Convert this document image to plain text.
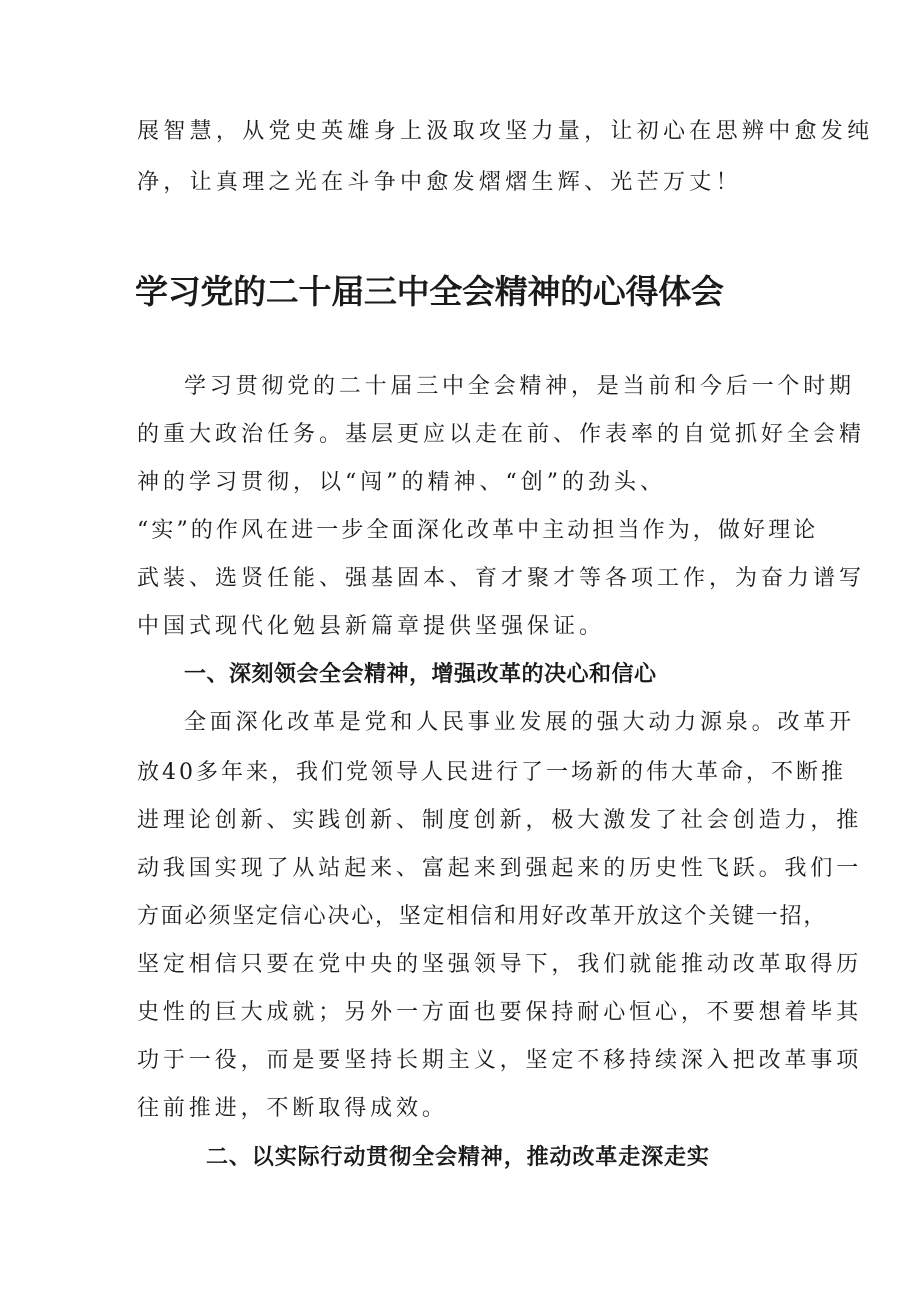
展智慧，从党史英雄身上汲取攻坚力量，让初心在思辨中愈发纯

净，让真理之光在斗争中愈发熠熠生辉、光芒万丈！

学习党的二十届三中全会精神的心得体会

学习贯彻党的二十届三中全会精神，是当前和今后一个时期

的重大政治任务。基层更应以走在前、作表率的自觉抓好全会精

神的学习贯彻，以“闯”的精神、“创”的劲头、

“实”的作风在进一步全面深化改革中主动担当作为，做好理论

武装、选贤任能、强基固本、育才聚才等各项工作，为奋力谱写

中国式现代化勉县新篇章提供坚强保证。

一、深刻领会全会精神，增强改革的决心和信心

全面深化改革是党和人民事业发展的强大动力源泉。改革开

放40多年来，我们党领导人民进行了一场新的伟大革命，不断推

进理论创新、实践创新、制度创新，极大激发了社会创造力，推

动我国实现了从站起来、富起来到强起来的历史性飞跃。我们一

方面必须坚定信心决心，坚定相信和用好改革开放这个关键一招，

坚定相信只要在党中央的坚强领导下，我们就能推动改革取得历

史性的巨大成就；另外一方面也要保持耐心恒心，不要想着毕其

功于一役，而是要坚持长期主义，坚定不移持续深入把改革事项

往前推进，不断取得成效。

二、以实际行动贯彻全会精神，推动改革走深走实
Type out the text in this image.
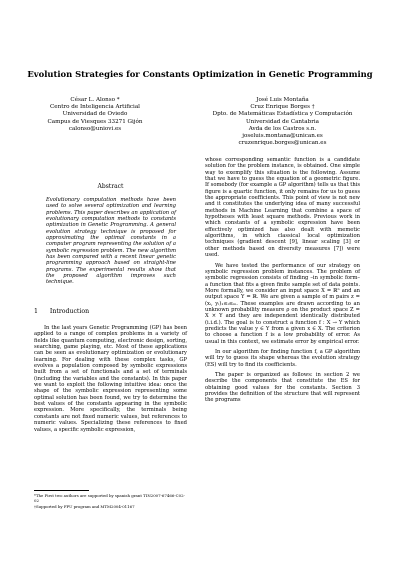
Evolution Strategies for Constants Optimization in Genetic Programming
César L. Alonso *
Centro de Inteligencia Artificial
Universidad de Oviedo
Campus de Viesques 33271 Gijón
calonso@uniovi.es
José Luis Montaña
Cruz Enrique Borges †
Dpto. de Matemáticas Estadística y Computación
Universidad de Cantabria
Avda de los Castros s.n.
joseluis.montana@unican.es
cruzenrique.borges@unican.es
Abstract
Evolutionary computation methods have been used to solve several optimization and learning problems. This paper describes an application of evolutionary computation methods to constants optimization in Genetic Programming. A general evolution strategy technique is proposed for approximating the optimal constants in a computer program representing the solution of a symbolic regression problem. The new algorithm has been compared with a recent linear genetic programming approach based on straight-line programs. The experimental results show that the proposed algorithm improves such technique.
1 Introduction

In the last years Genetic Programming (GP) has been applied to a range of complex problems in a variety of fields like quantum computing, electronic design, sorting, searching, game playing, etc. Most of these applications can be seen as evolutionary optimization or evolutionary learning. For dealing with these complex tasks, GP evolves a population composed by symbolic expressions built from a set of functionals and a set of terminals (including the variables and the constants). In this paper we want to exploit the following intuitive idea: once the shape of the symbolic expression representing some optimal solution has been found, we try to determine the best values of the constants appearing in the symbolic expression. More specifically, the terminals being constants are not fixed numeric values, but references to numeric values. Specializing these references to fixed values, a specific symbolic expression,

*The First two authors are supported by spanish grant TIN2007-67466-C02-02
†Supported by FPU program and MTM2004-01167

whose corresponding semantic function is a candidate solution for the problem instance, is obtained. One simple way to exemplify this situation is the following. Assume that we have to guess the equation of a geometric figure. If somebody (for example a GP algorithm) tells us that this figure is a quartic function, it only remains for us to guess the appropriate coefficients. This point of view is not new and it constitutes the underlying idea of many successful methods in Machine Learning that combine a space of hypotheses with least square methods. Previous work in which constants of a symbolic expression have been effectively optimized has also dealt with memetic algorithms, in which classical local optimization techniques (gradient descent [9], linear scaling [3] or other methods based on diversity measures [7]) were used.

We have tested the performance of our strategy on symbolic regression problem instances. The problem of symbolic regression consists of finding –in symbolic form– a function that fits a given finite sample set of data points. More formally, we consider an input space X = ℝⁿ and an output space Y = ℝ. We are given a sample of m pairs z = (xᵢ, yᵢ)₁≤ᵢ≤ₘ. These examples are drawn according to an unknown probability measure ρ on the product space Z = X × Y and they are independent identically distributed (i.i.d.). The goal is to construct a function f : X → Y which predicts the value y ∈ Y from a given x ∈ X. The criterion to choose a function f is a low probability of error. As usual in this context, we estimate error by empirical error.

In our algorithm for finding function f, a GP algorithm will try to guess its shape whereas the evolution strategy (ES) will try to find its coefficients.

The paper is organized as follows: in section 2 we describe the components that constitute the ES for obtaining good values for the constants. Section 3 provides the definition of the structure that will represent the programs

REQUIRED TASK »
Where does the word "image" appear? Return each line that holds it.

THE REPLY »
Convert this document image to plain text.
Type out the text in this image.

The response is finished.